The task: In your copy, leave out the pictures and repeat the entries below exactly.

Data rows:
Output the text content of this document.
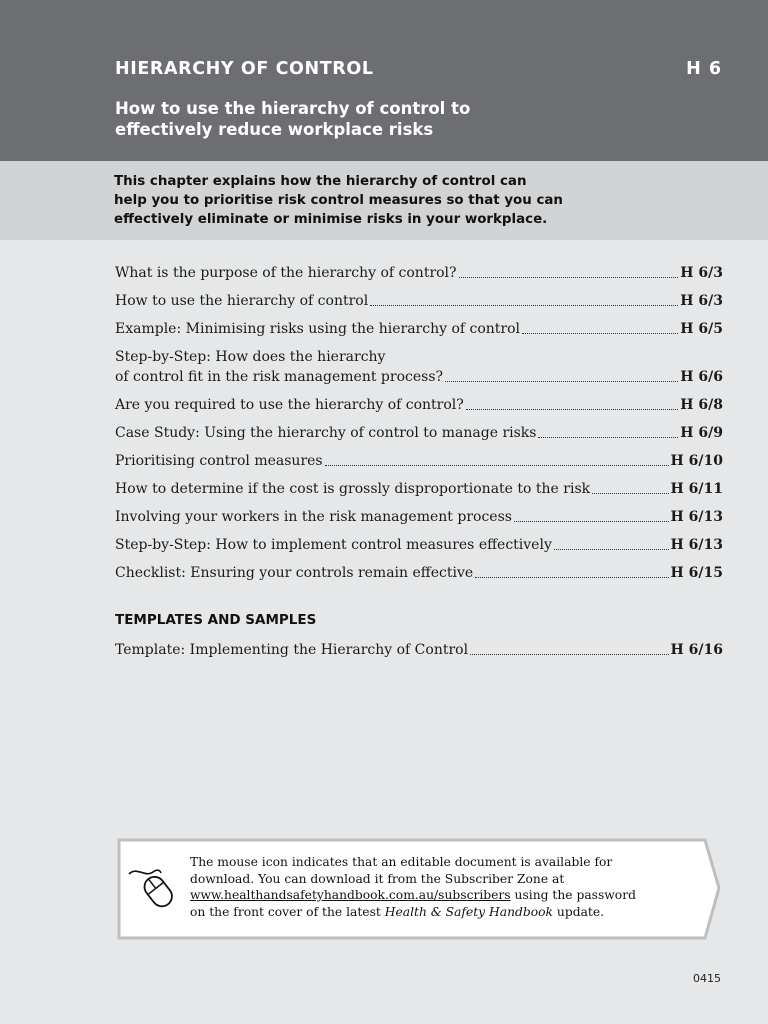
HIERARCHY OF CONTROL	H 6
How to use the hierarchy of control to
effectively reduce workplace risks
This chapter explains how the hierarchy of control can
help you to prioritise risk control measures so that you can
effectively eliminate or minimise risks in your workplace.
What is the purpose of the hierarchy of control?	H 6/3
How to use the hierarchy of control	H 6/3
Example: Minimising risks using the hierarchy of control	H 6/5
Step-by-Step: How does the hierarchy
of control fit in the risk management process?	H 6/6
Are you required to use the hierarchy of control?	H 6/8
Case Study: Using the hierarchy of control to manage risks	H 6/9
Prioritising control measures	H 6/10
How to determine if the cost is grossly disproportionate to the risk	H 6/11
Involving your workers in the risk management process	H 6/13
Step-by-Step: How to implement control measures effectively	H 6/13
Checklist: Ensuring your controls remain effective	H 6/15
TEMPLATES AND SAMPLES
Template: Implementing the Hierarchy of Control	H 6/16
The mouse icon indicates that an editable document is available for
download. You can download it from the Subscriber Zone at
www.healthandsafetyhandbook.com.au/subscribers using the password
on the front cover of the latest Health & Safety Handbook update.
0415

Output for this exercise:
Output the text content of this document.
HIERARCHY OF CONTROL	H 6
How to use the hierarchy of control to
effectively reduce workplace risks
This chapter explains how the hierarchy of control can
help you to prioritise risk control measures so that you can
effectively eliminate or minimise risks in your workplace.
What is the purpose of the hierarchy of control?	H 6/3
How to use the hierarchy of control	H 6/3
Example: Minimising risks using the hierarchy of control	H 6/5
Step-by-Step: How does the hierarchy
of control fit in the risk management process?	H 6/6
Are you required to use the hierarchy of control?	H 6/8
Case Study: Using the hierarchy of control to manage risks	H 6/9
Prioritising control measures	H 6/10
How to determine if the cost is grossly disproportionate to the risk	H 6/11
Involving your workers in the risk management process	H 6/13
Step-by-Step: How to implement control measures effectively	H 6/13
Checklist: Ensuring your controls remain effective	H 6/15
TEMPLATES AND SAMPLES
Template: Implementing the Hierarchy of Control	H 6/16
The mouse icon indicates that an editable document is available for
download. You can download it from the Subscriber Zone at
www.healthandsafetyhandbook.com.au/subscribers using the password
on the front cover of the latest Health & Safety Handbook update.
0415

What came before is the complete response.